## Requirement
Repeat the material below exactly, with no pictures.

┏━━

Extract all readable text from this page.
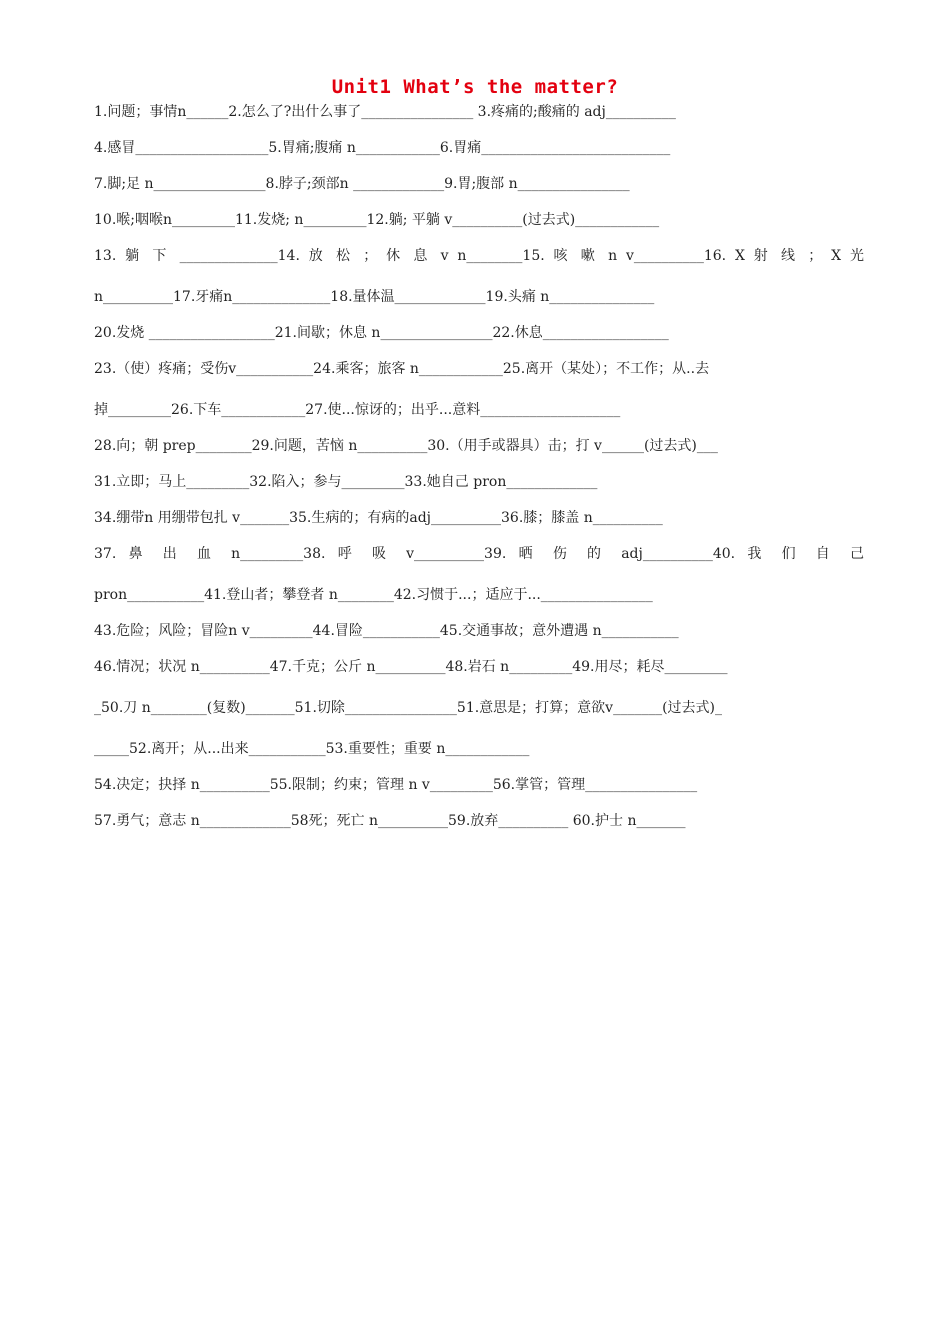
Unit1 What’s the matter?
1.问题；事情n______2.怎么了?出什么事了________________ 3.疼痛的;酸痛的 adj__________
4.感冒___________________5.胃痛;腹痛 n____________6.胃痛___________________________
7.脚;足 n________________8.脖子;颈部n _____________9.胃;腹部 n________________
10.喉;咽喉n_________11.发烧; n_________12.躺; 平躺 v__________(过去式)____________
13. 躺 下 ______________14. 放 松 ； 休 息 v n________15. 咳 嗽 n v__________16. X 射 线 ； X 光
n__________17.牙痛n______________18.量体温_____________19.头痛 n_______________
20.发烧 __________________21.间歇；休息 n________________22.休息__________________
23.（使）疼痛；受伤v___________24.乘客；旅客 n____________25.离开（某处）；不工作；从..去
掉_________26.下车____________27.使...惊讶的；出乎...意料____________________
28.向；朝 prep________29.问题，苦恼 n__________30.（用手或器具）击；打 v______(过去式)___
31.立即；马上_________32.陷入；参与_________33.她自己 pron_____________
34.绷带n 用绷带包扎 v_______35.生病的；有病的adj__________36.膝；膝盖 n__________
37. 鼻 出 血 n_________38. 呼 吸 v__________39. 晒 伤 的 adj__________40. 我 们 自 己
pron___________41.登山者；攀登者 n________42.习惯于...；适应于...________________
43.危险；风险；冒险n v_________44.冒险___________45.交通事故；意外遭遇 n___________
46.情况；状况 n__________47.千克；公斤 n__________48.岩石 n_________49.用尽；耗尽_________
_50.刀 n________(复数)_______51.切除________________51.意思是；打算；意欲v_______(过去式)_
_____52.离开；从...出来___________53.重要性；重要 n____________
54.决定；抉择 n__________55.限制；约束；管理 n v_________56.掌管；管理________________
57.勇气；意志 n_____________58死；死亡 n__________59.放弃__________ 60.护士 n_______
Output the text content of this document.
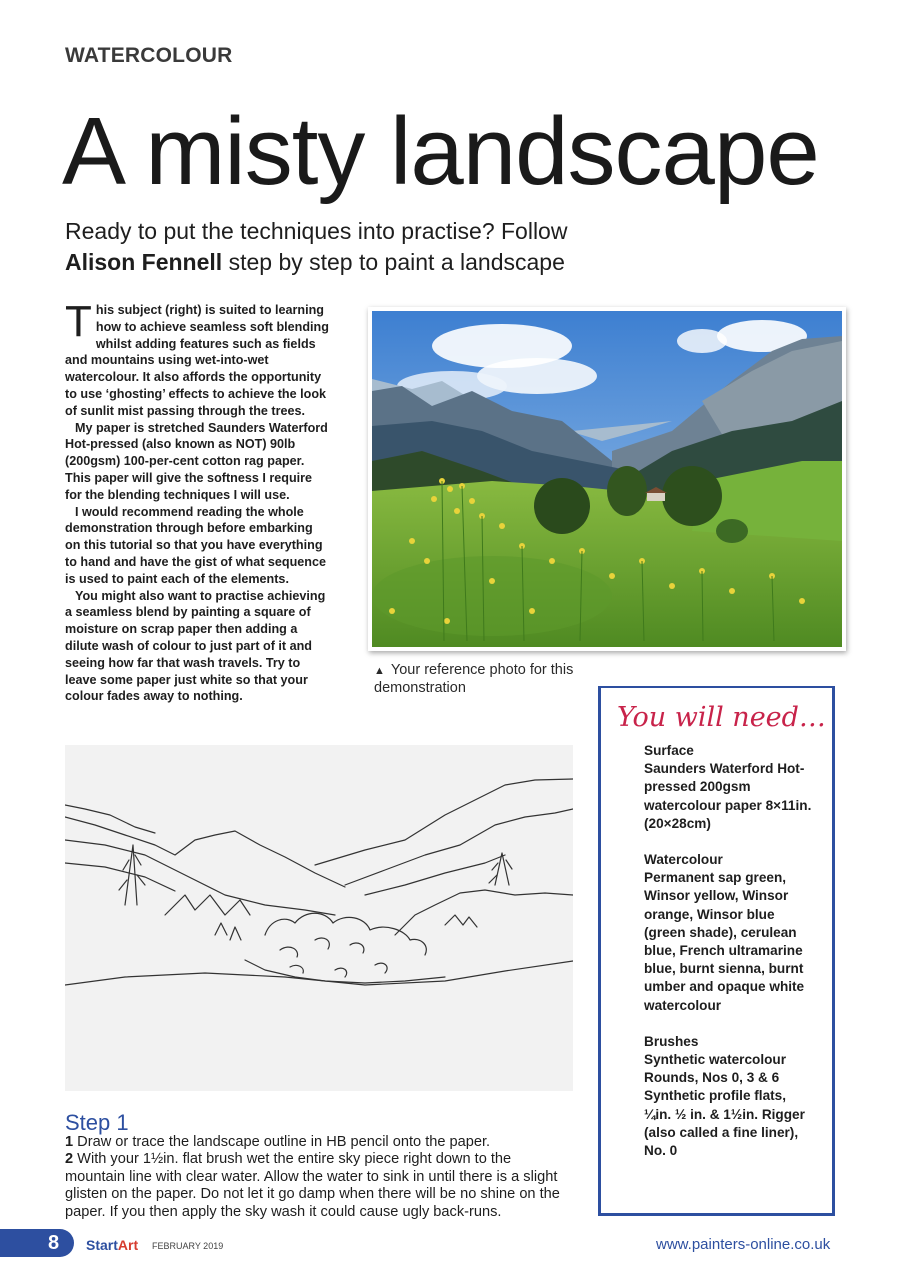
WATERCOLOUR
A misty landscape
Ready to put the techniques into practise? Follow
Alison Fennell step by step to paint a landscape

This subject (right) is suited to learning how to achieve seamless soft blending whilst adding features such as fields and mountains using wet-into-wet watercolour. It also affords the opportunity to use ‘ghosting’ effects to achieve the look of sunlit mist passing through the trees.

My paper is stretched Saunders Waterford Hot-pressed (also known as NOT) 90lb (200gsm) 100-per-cent cotton rag paper. This paper will give the softness I require for the blending techniques I will use.

I would recommend reading the whole demonstration through before embarking on this tutorial so that you have everything to hand and have the gist of what sequence is used to paint each of the elements.

You might also want to practise achieving a seamless blend by painting a square of moisture on scrap paper then adding a dilute wash of colour to just part of it and seeing how far that wash travels. Try to leave some paper just white so that your colour fades away to nothing.

▲ Your reference photo for this demonstration
You will need…
Surface
Saunders Waterford Hot-pressed 200gsm watercolour paper 8×11in. (20×28cm)
Watercolour
Permanent sap green, Winsor yellow, Winsor orange, Winsor blue (green shade), cerulean blue, French ultramarine blue, burnt sienna, burnt umber and opaque white watercolour
Brushes
Synthetic watercolour Rounds, Nos 0, 3 & 6 Synthetic profile flats, ¼in. ½ in. & 1½in. Rigger (also called a fine liner), No. 0
Step 1
1 Draw or trace the landscape outline in HB pencil onto the paper.
2 With your 1½in. flat brush wet the entire sky piece right down to the mountain line with clear water. Allow the water to sink in until there is a slight glisten on the paper. Do not let it go damp when there will be no shine on the paper. If you then apply the sky wash it could cause ugly back-runs.
8 StartArt FEBRUARY 2019	www.painters-online.co.uk
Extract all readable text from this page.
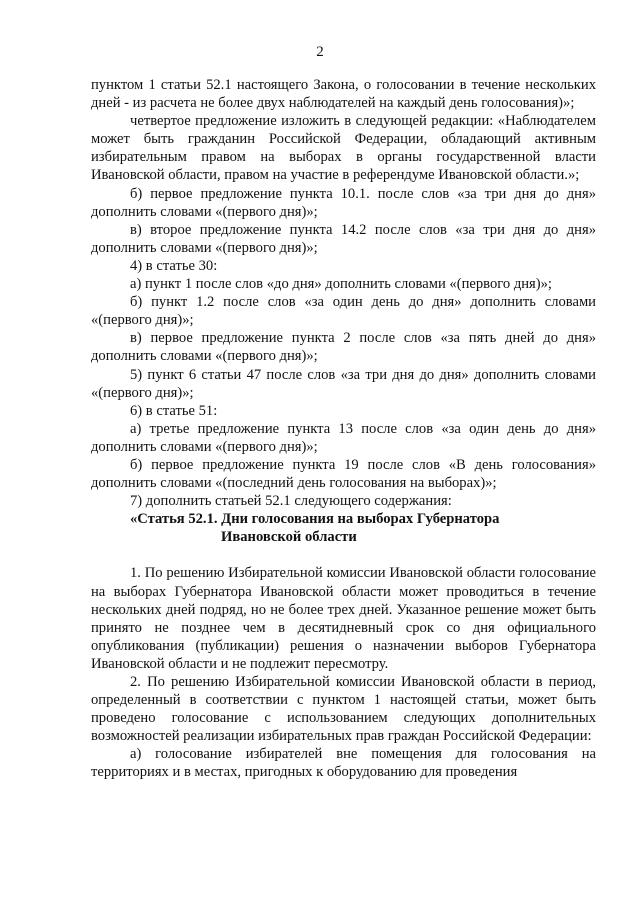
2

пунктом 1 статьи 52.1 настоящего Закона, о голосовании в течение нескольких дней - из расчета не более двух наблюдателей на каждый день голосования)»;

четвертое предложение изложить в следующей редакции: «Наблюдателем может быть гражданин Российской Федерации, обладающий активным избирательным правом на выборах в органы государственной власти Ивановской области, правом на участие в референдуме Ивановской области.»;

б) первое предложение пункта 10.1. после слов «за три дня до дня» дополнить словами «(первого дня)»;

в) второе предложение пункта 14.2 после слов «за три дня до дня» дополнить словами «(первого дня)»;

4) в статье 30:

а) пункт 1 после слов «до дня» дополнить словами «(первого дня)»;

б) пункт 1.2 после слов «за один день до дня» дополнить словами «(первого дня)»;

в) первое предложение пункта 2 после слов «за пять дней до дня» дополнить словами «(первого дня)»;

5) пункт 6 статьи 47 после слов «за три дня до дня» дополнить словами «(первого дня)»;

6) в статье 51:

а) третье предложение пункта 13 после слов «за один день до дня» дополнить словами «(первого дня)»;

б) первое предложение пункта 19 после слов «В день голосования» дополнить словами «(последний день голосования на выборах)»;

7) дополнить статьей 52.1 следующего содержания:

«Статья 52.1. Дни голосования на выборах Губернатора

Ивановской области

1. По решению Избирательной комиссии Ивановской области голосование на выборах Губернатора Ивановской области может проводиться в течение нескольких дней подряд, но не более трех дней. Указанное решение может быть принято не позднее чем в десятидневный срок со дня официального опубликования (публикации) решения о назначении выборов Губернатора Ивановской области и не подлежит пересмотру.

2. По решению Избирательной комиссии Ивановской области в период, определенный в соответствии с пунктом 1 настоящей статьи, может быть проведено голосование с использованием следующих дополнительных возможностей реализации избирательных прав граждан Российской Федерации:

а) голосование избирателей вне помещения для голосования на территориях и в местах, пригодных к оборудованию для проведения
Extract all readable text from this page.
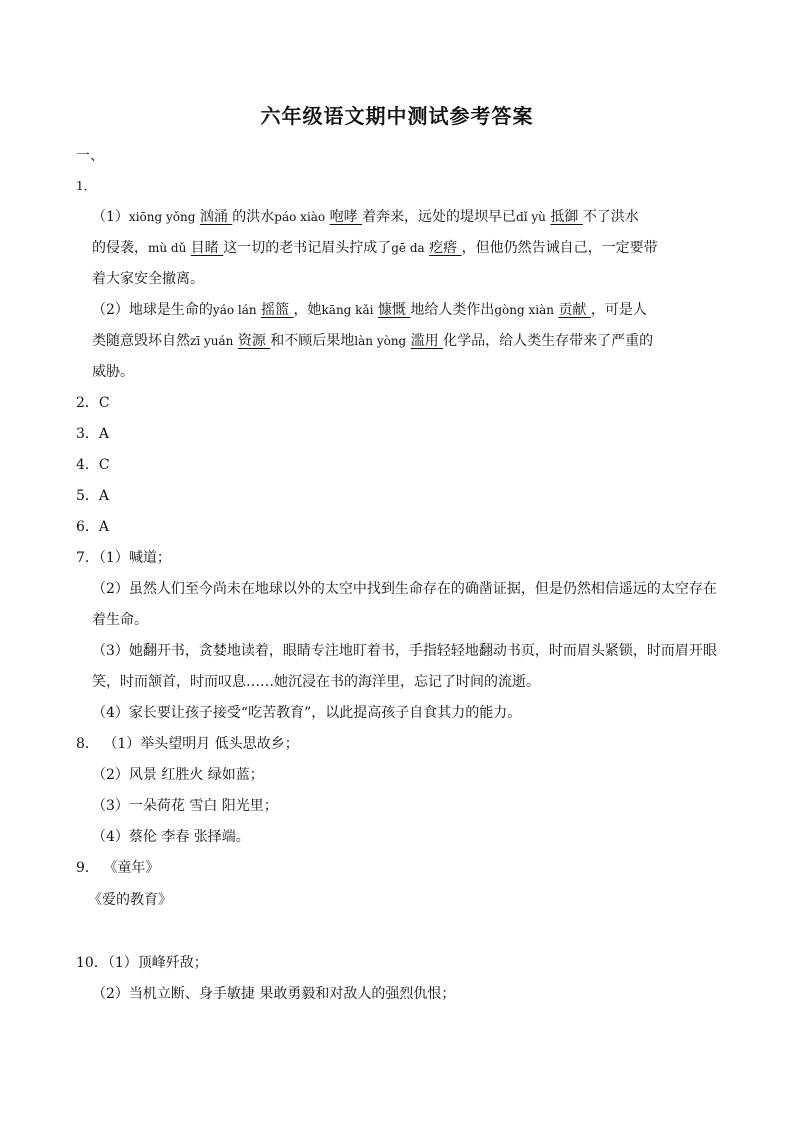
六年级语文期中测试参考答案
一、
1．
（1）xiōng yǒng 汹涌 的洪水páo xiào 咆哮 着奔来，远处的堤坝早已dǐ yù 抵御 不了洪水
的侵袭，mù dǔ 目睹 这一切的老书记眉头拧成了gē da 疙瘩 ，但他仍然告诫自己，一定要带
着大家安全撤离。
（2）地球是生命的yáo lán 摇篮 ，她kāng kǎi 慷慨 地给人类作出gòng xiàn 贡献 ，可是人
类随意毁坏自然zī yuán 资源 和不顾后果地làn yòng 滥用 化学品，给人类生存带来了严重的
威胁。
2．C
3．A
4．C
5．A
6．A
7．（1）喊道；
（2）虽然人们至今尚未在地球以外的太空中找到生命存在的确凿证据，但是仍然相信遥远的太空存在
着生命。
（3）她翻开书，贪婪地读着，眼睛专注地盯着书，手指轻轻地翻动书页，时而眉头紧锁，时而眉开眼
笑，时而颔首，时而叹息……她沉浸在书的海洋里，忘记了时间的流逝。
（4）家长要让孩子接受“吃苦教育”，以此提高孩子自食其力的能力。
8． （1）举头望明月 低头思故乡；
（2）风景 红胜火 绿如蓝；
（3）一朵荷花 雪白 阳光里；
（4）蔡伦 李春 张择端。
9． 《童年》
《爱的教育》
10．（1）顶峰歼敌；
（2）当机立断、身手敏捷 果敢勇毅和对敌人的强烈仇恨；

┗━━

## Result
Extract all readable text from this page.
Unit1 What’s the matter?
1.问题；事情n______2.怎么了?出什么事了________________ 3.疼痛的;酸痛的 adj__________
4.感冒___________________5.胃痛;腹痛 n____________6.胃痛___________________________
7.脚;足 n________________8.脖子;颈部n _____________9.胃;腹部 n________________
10.喉;咽喉n_________11.发烧; n_________12.躺; 平躺 v__________(过去式)____________
13. 躺 下 ______________14. 放 松 ； 休 息 v n________15. 咳 嗽 n v__________16. X 射 线 ； X 光
n__________17.牙痛n______________18.量体温_____________19.头痛 n_______________
20.发烧 __________________21.间歇；休息 n________________22.休息__________________
23.（使）疼痛；受伤v___________24.乘客；旅客 n____________25.离开（某处）；不工作；从..去
掉_________26.下车____________27.使...惊讶的；出乎...意料____________________
28.向；朝 prep________29.问题，苦恼 n__________30.（用手或器具）击；打 v______(过去式)___
31.立即；马上_________32.陷入；参与_________33.她自己 pron_____________
34.绷带n 用绷带包扎 v_______35.生病的；有病的adj__________36.膝；膝盖 n__________
37. 鼻 出 血 n_________38. 呼 吸 v__________39. 晒 伤 的 adj__________40. 我 们 自 己
pron___________41.登山者；攀登者 n________42.习惯于...；适应于...________________
43.危险；风险；冒险n v_________44.冒险___________45.交通事故；意外遭遇 n___________
46.情况；状况 n__________47.千克；公斤 n__________48.岩石 n_________49.用尽；耗尽_________
_50.刀 n________(复数)_______51.切除________________51.意思是；打算；意欲v_______(过去式)_
_____52.离开；从...出来___________53.重要性；重要 n____________
54.决定；抉择 n__________55.限制；约束；管理 n v_________56.掌管；管理________________
57.勇气；意志 n_____________58死；死亡 n__________59.放弃__________ 60.护士 n_______
Output the text content of this document.
WATERCOLOUR
A misty landscape
Ready to put the techniques into practise? Follow
Alison Fennell step by step to paint a landscape

This subject (right) is suited to learning how to achieve seamless soft blending whilst adding features such as fields and mountains using wet-into-wet watercolour. It also affords the opportunity to use ‘ghosting’ effects to achieve the look of sunlit mist passing through the trees.

My paper is stretched Saunders Waterford Hot-pressed (also known as NOT) 90lb (200gsm) 100-per-cent cotton rag paper. This paper will give the softness I require for the blending techniques I will use.

I would recommend reading the whole demonstration through before embarking on this tutorial so that you have everything to hand and have the gist of what sequence is used to paint each of the elements.

You might also want to practise achieving a seamless blend by painting a square of moisture on scrap paper then adding a dilute wash of colour to just part of it and seeing how far that wash travels. Try to leave some paper just white so that your colour fades away to nothing.

▲ Your reference photo for this demonstration
You will need…
Surface
Saunders Waterford Hot-pressed 200gsm watercolour paper 8×11in. (20×28cm)
Watercolour
Permanent sap green, Winsor yellow, Winsor orange, Winsor blue (green shade), cerulean blue, French ultramarine blue, burnt sienna, burnt umber and opaque white watercolour
Brushes
Synthetic watercolour Rounds, Nos 0, 3 & 6 Synthetic profile flats, ¼in. ½ in. & 1½in. Rigger (also called a fine liner), No. 0
Step 1
1 Draw or trace the landscape outline in HB pencil onto the paper.
2 With your 1½in. flat brush wet the entire sky piece right down to the mountain line with clear water. Allow the water to sink in until there is a slight glisten on the paper. Do not let it go damp when there will be no shine on the paper. If you then apply the sky wash it could cause ugly back-runs.
8 StartArt FEBRUARY 2019	www.painters-online.co.uk
Extract all readable text from this page.
2

пунктом 1 статьи 52.1 настоящего Закона, о голосовании в течение нескольких дней - из расчета не более двух наблюдателей на каждый день голосования)»;

четвертое предложение изложить в следующей редакции: «Наблюдателем может быть гражданин Российской Федерации, обладающий активным избирательным правом на выборах в органы государственной власти Ивановской области, правом на участие в референдуме Ивановской области.»;

б) первое предложение пункта 10.1. после слов «за три дня до дня» дополнить словами «(первого дня)»;

в) второе предложение пункта 14.2 после слов «за три дня до дня» дополнить словами «(первого дня)»;

4) в статье 30:

а) пункт 1 после слов «до дня» дополнить словами «(первого дня)»;

б) пункт 1.2 после слов «за один день до дня» дополнить словами «(первого дня)»;

в) первое предложение пункта 2 после слов «за пять дней до дня» дополнить словами «(первого дня)»;

5) пункт 6 статьи 47 после слов «за три дня до дня» дополнить словами «(первого дня)»;

6) в статье 51:

а) третье предложение пункта 13 после слов «за один день до дня» дополнить словами «(первого дня)»;

б) первое предложение пункта 19 после слов «В день голосования» дополнить словами «(последний день голосования на выборах)»;

7) дополнить статьей 52.1 следующего содержания:

«Статья 52.1. Дни голосования на выборах Губернатора

Ивановской области

1. По решению Избирательной комиссии Ивановской области голосование на выборах Губернатора Ивановской области может проводиться в течение нескольких дней подряд, но не более трех дней. Указанное решение может быть принято не позднее чем в десятидневный срок со дня официального опубликования (публикации) решения о назначении выборов Губернатора Ивановской области и не подлежит пересмотру.

2. По решению Избирательной комиссии Ивановской области в период, определенный в соответствии с пунктом 1 настоящей статьи, может быть проведено голосование с использованием следующих дополнительных возможностей реализации избирательных прав граждан Российской Федерации:

а) голосование избирателей вне помещения для голосования на территориях и в местах, пригодных к оборудованию для проведения
Extract all readable text from this page.
六年级语文期中测试参考答案
一、
1．
（1）xiōng yǒng 汹涌 的洪水páo xiào 咆哮 着奔来，远处的堤坝早已dǐ yù 抵御 不了洪水
的侵袭，mù dǔ 目睹 这一切的老书记眉头拧成了gē da 疙瘩 ，但他仍然告诫自己，一定要带
着大家安全撤离。
（2）地球是生命的yáo lán 摇篮 ，她kāng kǎi 慷慨 地给人类作出gòng xiàn 贡献 ，可是人
类随意毁坏自然zī yuán 资源 和不顾后果地làn yòng 滥用 化学品，给人类生存带来了严重的
威胁。
2．C
3．A
4．C
5．A
6．A
7．（1）喊道；
（2）虽然人们至今尚未在地球以外的太空中找到生命存在的确凿证据，但是仍然相信遥远的太空存在
着生命。
（3）她翻开书，贪婪地读着，眼睛专注地盯着书，手指轻轻地翻动书页，时而眉头紧锁，时而眉开眼
笑，时而颔首，时而叹息……她沉浸在书的海洋里，忘记了时间的流逝。
（4）家长要让孩子接受“吃苦教育”，以此提高孩子自食其力的能力。
8． （1）举头望明月 低头思故乡；
（2）风景 红胜火 绿如蓝；
（3）一朵荷花 雪白 阳光里；
（4）蔡伦 李春 张择端。
9． 《童年》
《爱的教育》
10．（1）顶峰歼敌；
（2）当机立断、身手敏捷 果敢勇毅和对敌人的强烈仇恨；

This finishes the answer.